- [Your goal]:
Check each line of the data below for the word "text", then extract the ones that have it.

- [Supplied data]:
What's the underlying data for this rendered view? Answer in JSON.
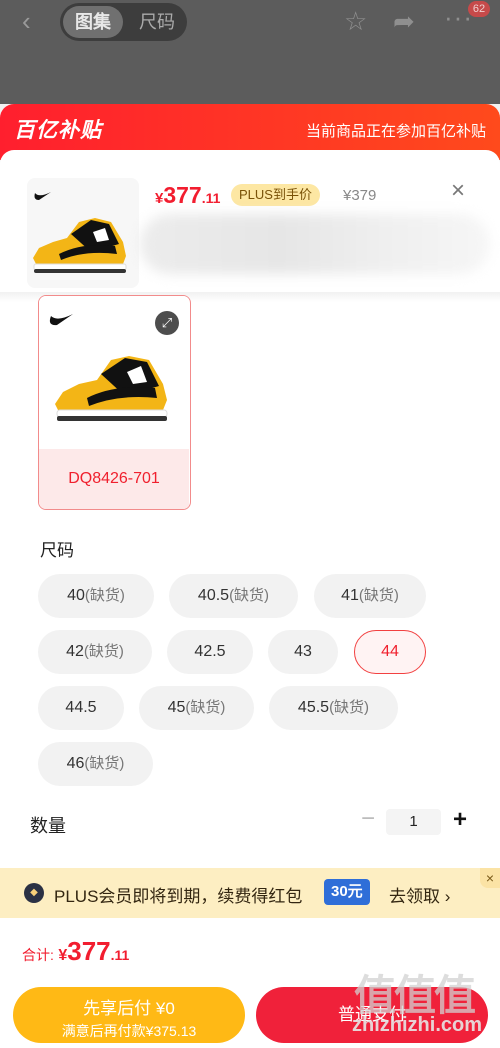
{
  "topbar": {
    "tabs": [
      "图集",
      "尺码"
    ],
    "active_tab": "图集",
    "badge_count": "62"
  },
  "banner": {
    "logo": "百亿补贴",
    "text": "当前商品正在参加百亿补贴"
  },
  "product": {
    "price_currency": "¥",
    "price_int": "377",
    "price_dec": ".11",
    "plus_tag": "PLUS到手价",
    "original_price": "¥379"
  },
  "sku": {
    "selected_label": "DQ8426-701"
  },
  "size": {
    "title": "尺码",
    "options": [
      {
        "size": "40",
        "status": "(缺货)"
      },
      {
        "size": "40.5",
        "status": "(缺货)"
      },
      {
        "size": "41",
        "status": "(缺货)"
      },
      {
        "size": "42",
        "status": "(缺货)"
      },
      {
        "size": "42.5",
        "status": ""
      },
      {
        "size": "43",
        "status": ""
      },
      {
        "size": "44",
        "status": "",
        "selected": true
      },
      {
        "size": "44.5",
        "status": ""
      },
      {
        "size": "45",
        "status": "(缺货)"
      },
      {
        "size": "45.5",
        "status": "(缺货)"
      },
      {
        "size": "46",
        "status": "(缺货)"
      }
    ]
  },
  "quantity": {
    "label": "数量",
    "value": "1"
  },
  "promo": {
    "text": "PLUS会员即将到期，续费得红包",
    "amount": "30元",
    "claim": "去领取 ›"
  },
  "checkout": {
    "total_label": "合计:",
    "total_currency": "¥",
    "total_int": "377",
    "total_dec": ".11",
    "pay_later_label": "先享后付 ¥0",
    "pay_later_sub": "满意后再付款¥375.13",
    "buy_label": "普通支付"
  },
  "watermark": {
    "url": "zhizhizhi.com"
  },
  "colors": {
    "accent_red": "#f21d2f",
    "plus_gold": "#fde7a3",
    "pay_later_yellow": "#ffb915"
  }
}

- [Worked solution]:
    "text": "当前商品正在参加百亿补贴"
    "text": "PLUS会员即将到期，续费得红包",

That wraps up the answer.